▶ **Required work**
Your task is to copy the listing exactly. Drop any pictures from the copy.

▶ **Listing**

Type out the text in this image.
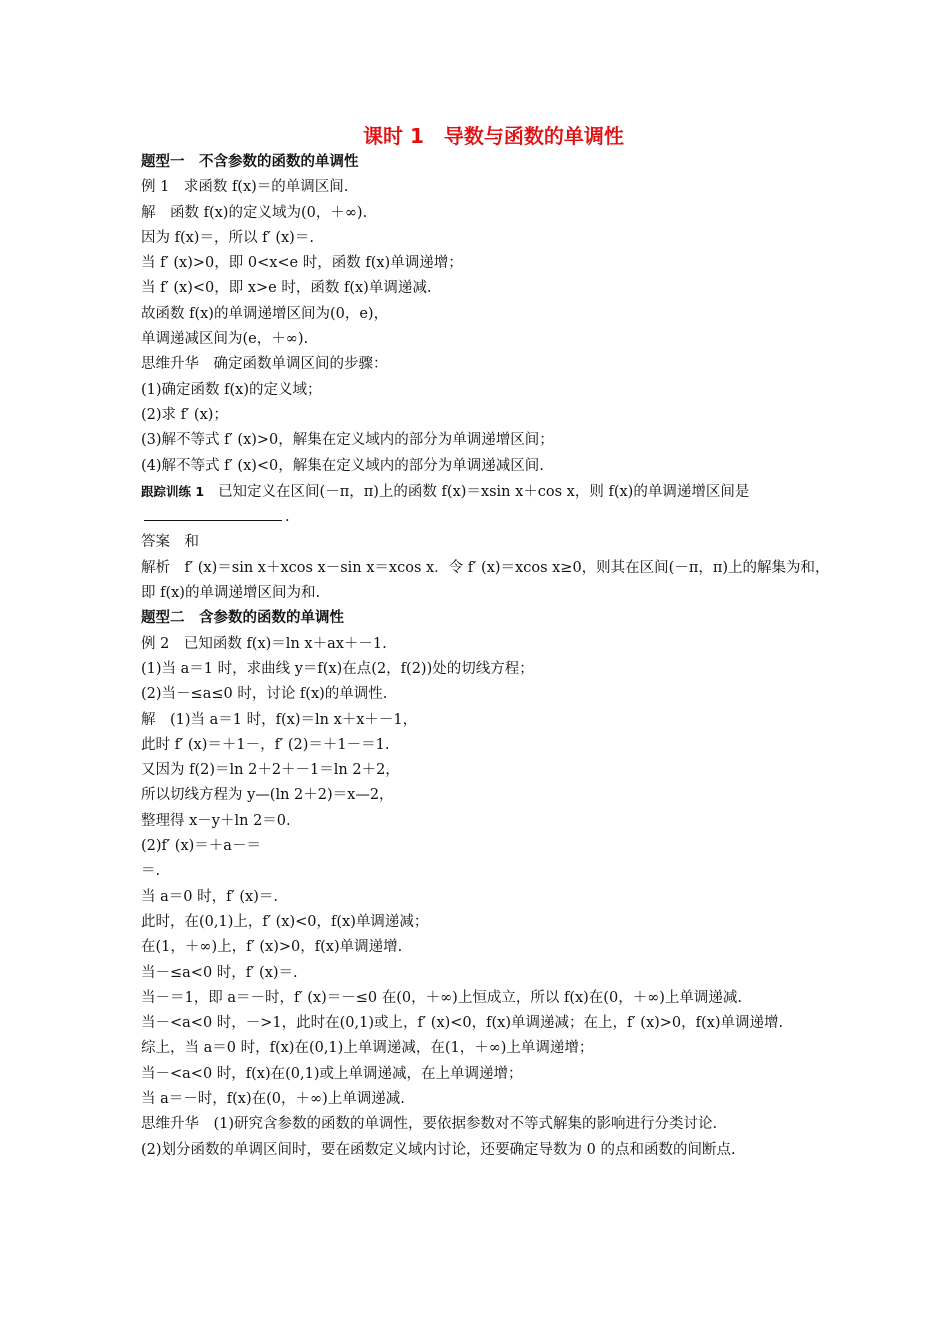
课时 1　导数与函数的单调性
题型一　不含参数的函数的单调性
例 1　求函数 f(x)＝的单调区间.
解　函数 f(x)的定义域为(0，＋∞).
因为 f(x)＝，所以 f′ (x)＝.
当 f′ (x)>0，即 0<x<e 时，函数 f(x)单调递增；
当 f′ (x)<0，即 x>e 时，函数 f(x)单调递减.
故函数 f(x)的单调递增区间为(0，e)，
单调递减区间为(e，＋∞).
思维升华　确定函数单调区间的步骤：
(1)确定函数 f(x)的定义域；
(2)求 f′ (x)；
(3)解不等式 f′ (x)>0，解集在定义域内的部分为单调递增区间；
(4)解不等式 f′ (x)<0，解集在定义域内的部分为单调递减区间.
跟踪训练 1 已知定义在区间(－π，π)上的函数 f(x)＝xsin x＋cos x，则 f(x)的单调递增区间是.
答案　和
解析　f′ (x)＝sin x＋xcos x－sin x＝xcos x．令 f′ (x)＝xcos x≥0，则其在区间(－π，π)上的解集为和，即 f(x)的单调递增区间为和.
题型二　含参数的函数的单调性
例 2　已知函数 f(x)＝ln x＋ax＋－1.
(1)当 a＝1 时，求曲线 y＝f(x)在点(2，f(2))处的切线方程；
(2)当－≤a≤0 时，讨论 f(x)的单调性.
解　(1)当 a＝1 时，f(x)＝ln x＋x＋－1，
此时 f′ (x)＝＋1－，f′ (2)＝＋1－＝1.
又因为 f(2)＝ln 2＋2＋－1＝ln 2＋2，
所以切线方程为 y—(ln 2＋2)＝x—2，
整理得 x－y＋ln 2＝0.
(2)f′ (x)＝＋a－＝
＝.
当 a＝0 时，f′ (x)＝.
此时，在(0,1)上，f′ (x)<0，f(x)单调递减；
在(1，＋∞)上，f′ (x)>0，f(x)单调递增.
当－≤a<0 时，f′ (x)＝.
当－＝1，即 a＝－时，f′ (x)＝－≤0 在(0，＋∞)上恒成立，所以 f(x)在(0，＋∞)上单调递减.
当－<a<0 时，－>1，此时在(0,1)或上，f′ (x)<0，f(x)单调递减；在上，f′ (x)>0，f(x)单调递增.
综上，当 a＝0 时，f(x)在(0,1)上单调递减，在(1，＋∞)上单调递增；
当－<a<0 时，f(x)在(0,1)或上单调递减，在上单调递增；
当 a＝－时，f(x)在(0，＋∞)上单调递减.
思维升华　(1)研究含参数的函数的单调性，要依据参数对不等式解集的影响进行分类讨论.
(2)划分函数的单调区间时，要在函数定义域内讨论，还要确定导数为 0 的点和函数的间断点.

▶ **Answer to the exercise**
Type out the text in this image.
课时 1　导数与函数的单调性
题型一　不含参数的函数的单调性
例 1　求函数 f(x)＝的单调区间.
解　函数 f(x)的定义域为(0，＋∞).
因为 f(x)＝，所以 f′ (x)＝.
当 f′ (x)>0，即 0<x<e 时，函数 f(x)单调递增；
当 f′ (x)<0，即 x>e 时，函数 f(x)单调递减.
故函数 f(x)的单调递增区间为(0，e)，
单调递减区间为(e，＋∞).
思维升华　确定函数单调区间的步骤：
(1)确定函数 f(x)的定义域；
(2)求 f′ (x)；
(3)解不等式 f′ (x)>0，解集在定义域内的部分为单调递增区间；
(4)解不等式 f′ (x)<0，解集在定义域内的部分为单调递减区间.
跟踪训练 1 已知定义在区间(－π，π)上的函数 f(x)＝xsin x＋cos x，则 f(x)的单调递增区间是.
答案　和
解析　f′ (x)＝sin x＋xcos x－sin x＝xcos x．令 f′ (x)＝xcos x≥0，则其在区间(－π，π)上的解集为和，即 f(x)的单调递增区间为和.
题型二　含参数的函数的单调性
例 2　已知函数 f(x)＝ln x＋ax＋－1.
(1)当 a＝1 时，求曲线 y＝f(x)在点(2，f(2))处的切线方程；
(2)当－≤a≤0 时，讨论 f(x)的单调性.
解　(1)当 a＝1 时，f(x)＝ln x＋x＋－1，
此时 f′ (x)＝＋1－，f′ (2)＝＋1－＝1.
又因为 f(2)＝ln 2＋2＋－1＝ln 2＋2，
所以切线方程为 y—(ln 2＋2)＝x—2，
整理得 x－y＋ln 2＝0.
(2)f′ (x)＝＋a－＝
＝.
当 a＝0 时，f′ (x)＝.
此时，在(0,1)上，f′ (x)<0，f(x)单调递减；
在(1，＋∞)上，f′ (x)>0，f(x)单调递增.
当－≤a<0 时，f′ (x)＝.
当－＝1，即 a＝－时，f′ (x)＝－≤0 在(0，＋∞)上恒成立，所以 f(x)在(0，＋∞)上单调递减.
当－<a<0 时，－>1，此时在(0,1)或上，f′ (x)<0，f(x)单调递减；在上，f′ (x)>0，f(x)单调递增.
综上，当 a＝0 时，f(x)在(0,1)上单调递减，在(1，＋∞)上单调递增；
当－<a<0 时，f(x)在(0,1)或上单调递减，在上单调递增；
当 a＝－时，f(x)在(0，＋∞)上单调递减.
思维升华　(1)研究含参数的函数的单调性，要依据参数对不等式解集的影响进行分类讨论.
(2)划分函数的单调区间时，要在函数定义域内讨论，还要确定导数为 0 的点和函数的间断点.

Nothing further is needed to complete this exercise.